:: Written request ::
Return all lines below containing the word "this".

(Stored data)
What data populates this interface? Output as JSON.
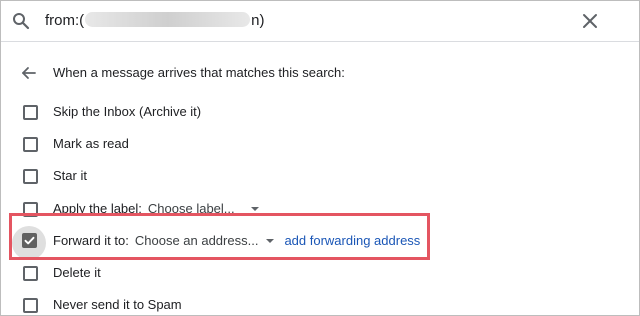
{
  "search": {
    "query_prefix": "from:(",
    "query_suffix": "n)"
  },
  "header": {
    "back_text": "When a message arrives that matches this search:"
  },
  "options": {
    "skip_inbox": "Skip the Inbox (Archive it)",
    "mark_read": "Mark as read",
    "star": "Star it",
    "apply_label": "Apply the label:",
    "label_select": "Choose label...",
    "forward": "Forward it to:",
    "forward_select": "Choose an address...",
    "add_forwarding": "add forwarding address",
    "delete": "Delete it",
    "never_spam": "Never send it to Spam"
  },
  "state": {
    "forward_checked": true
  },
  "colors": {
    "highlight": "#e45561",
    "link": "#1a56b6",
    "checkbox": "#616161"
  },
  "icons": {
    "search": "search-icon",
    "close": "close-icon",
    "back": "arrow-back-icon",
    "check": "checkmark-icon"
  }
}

:: The solution ::
What data populates this interface? Output as JSON.
    "back_text": "When a message arrives that matches this search:"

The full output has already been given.